(Dataset records)
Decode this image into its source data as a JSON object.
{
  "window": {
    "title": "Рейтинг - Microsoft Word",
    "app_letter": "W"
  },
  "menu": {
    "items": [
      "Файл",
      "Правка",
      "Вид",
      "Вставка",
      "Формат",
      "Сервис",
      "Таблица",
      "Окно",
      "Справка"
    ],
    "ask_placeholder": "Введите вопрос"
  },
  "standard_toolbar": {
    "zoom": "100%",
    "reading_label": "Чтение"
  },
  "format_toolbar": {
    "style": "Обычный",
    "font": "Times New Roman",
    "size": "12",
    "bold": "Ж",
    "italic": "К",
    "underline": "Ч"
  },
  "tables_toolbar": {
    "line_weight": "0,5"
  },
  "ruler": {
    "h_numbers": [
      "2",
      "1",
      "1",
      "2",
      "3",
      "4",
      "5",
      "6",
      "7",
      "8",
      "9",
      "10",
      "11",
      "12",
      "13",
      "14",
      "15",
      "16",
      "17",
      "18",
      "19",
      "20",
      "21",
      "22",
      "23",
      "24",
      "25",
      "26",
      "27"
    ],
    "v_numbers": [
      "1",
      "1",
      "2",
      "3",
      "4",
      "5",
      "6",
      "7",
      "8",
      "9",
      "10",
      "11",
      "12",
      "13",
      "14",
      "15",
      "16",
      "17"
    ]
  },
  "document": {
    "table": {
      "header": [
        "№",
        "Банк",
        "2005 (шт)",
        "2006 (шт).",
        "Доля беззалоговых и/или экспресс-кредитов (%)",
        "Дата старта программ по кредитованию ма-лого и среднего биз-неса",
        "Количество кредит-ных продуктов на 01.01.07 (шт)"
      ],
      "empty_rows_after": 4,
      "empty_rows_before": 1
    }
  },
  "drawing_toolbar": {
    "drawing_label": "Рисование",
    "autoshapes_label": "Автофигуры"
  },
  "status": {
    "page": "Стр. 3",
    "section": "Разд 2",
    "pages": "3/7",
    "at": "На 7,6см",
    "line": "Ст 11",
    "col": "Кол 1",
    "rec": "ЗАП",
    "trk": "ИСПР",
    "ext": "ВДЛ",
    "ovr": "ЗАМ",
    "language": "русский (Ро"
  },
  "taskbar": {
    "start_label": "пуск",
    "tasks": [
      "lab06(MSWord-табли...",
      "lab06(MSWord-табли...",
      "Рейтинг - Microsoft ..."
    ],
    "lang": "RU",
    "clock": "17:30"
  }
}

==

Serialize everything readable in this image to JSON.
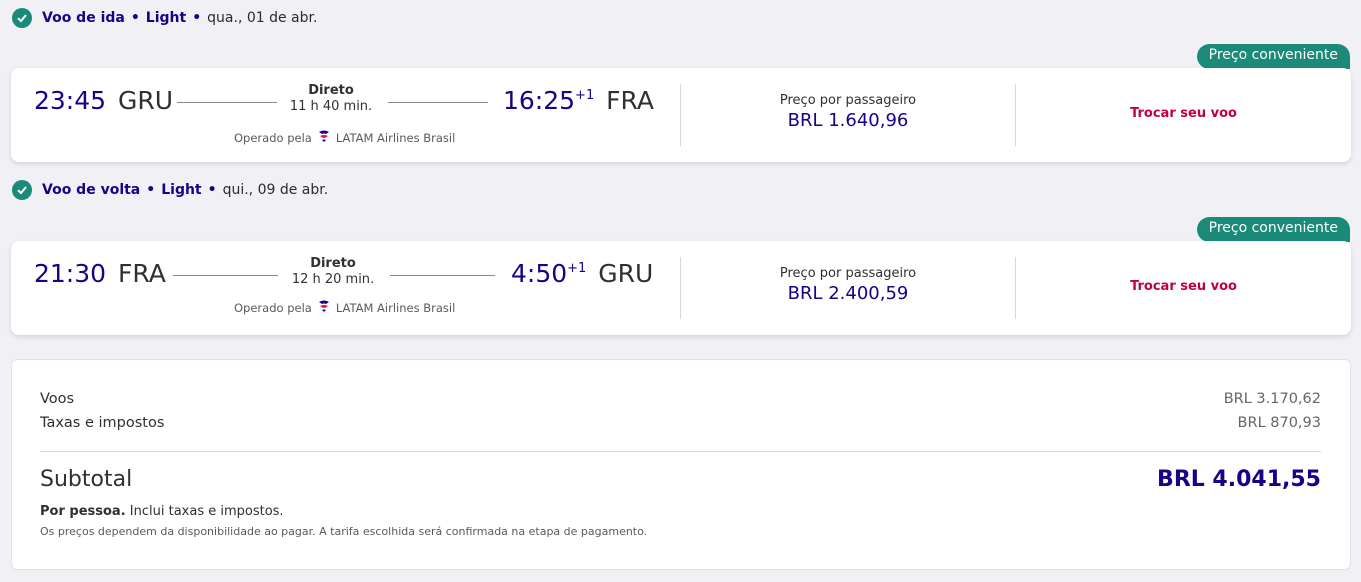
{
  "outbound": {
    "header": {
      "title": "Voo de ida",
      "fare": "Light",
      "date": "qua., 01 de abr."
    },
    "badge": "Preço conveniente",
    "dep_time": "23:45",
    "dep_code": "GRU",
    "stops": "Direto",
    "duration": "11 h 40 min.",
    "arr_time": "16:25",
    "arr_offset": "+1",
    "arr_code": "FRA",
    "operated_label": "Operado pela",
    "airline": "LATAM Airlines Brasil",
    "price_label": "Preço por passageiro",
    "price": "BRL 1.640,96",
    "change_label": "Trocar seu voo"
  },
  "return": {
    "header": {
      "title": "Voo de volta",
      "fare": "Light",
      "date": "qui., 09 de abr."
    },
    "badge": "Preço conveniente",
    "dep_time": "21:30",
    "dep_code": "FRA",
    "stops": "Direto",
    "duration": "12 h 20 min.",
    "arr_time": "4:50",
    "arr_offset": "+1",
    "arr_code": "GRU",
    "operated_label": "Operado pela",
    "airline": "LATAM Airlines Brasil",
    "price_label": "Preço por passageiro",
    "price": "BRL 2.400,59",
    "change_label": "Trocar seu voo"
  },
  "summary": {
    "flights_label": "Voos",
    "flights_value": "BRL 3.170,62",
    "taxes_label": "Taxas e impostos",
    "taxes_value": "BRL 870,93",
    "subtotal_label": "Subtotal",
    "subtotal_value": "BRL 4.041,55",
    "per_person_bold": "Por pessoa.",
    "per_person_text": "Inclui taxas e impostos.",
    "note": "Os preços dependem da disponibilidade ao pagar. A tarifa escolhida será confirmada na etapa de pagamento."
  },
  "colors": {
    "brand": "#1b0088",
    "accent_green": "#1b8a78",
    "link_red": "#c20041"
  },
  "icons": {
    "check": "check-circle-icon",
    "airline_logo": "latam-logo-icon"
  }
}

(Task directions)
Where a line contains the string "image", extract that line.

(Result of this exercise)
Decode this image into its source data as a JSON object.
Serialize everything readable in this image to JSON.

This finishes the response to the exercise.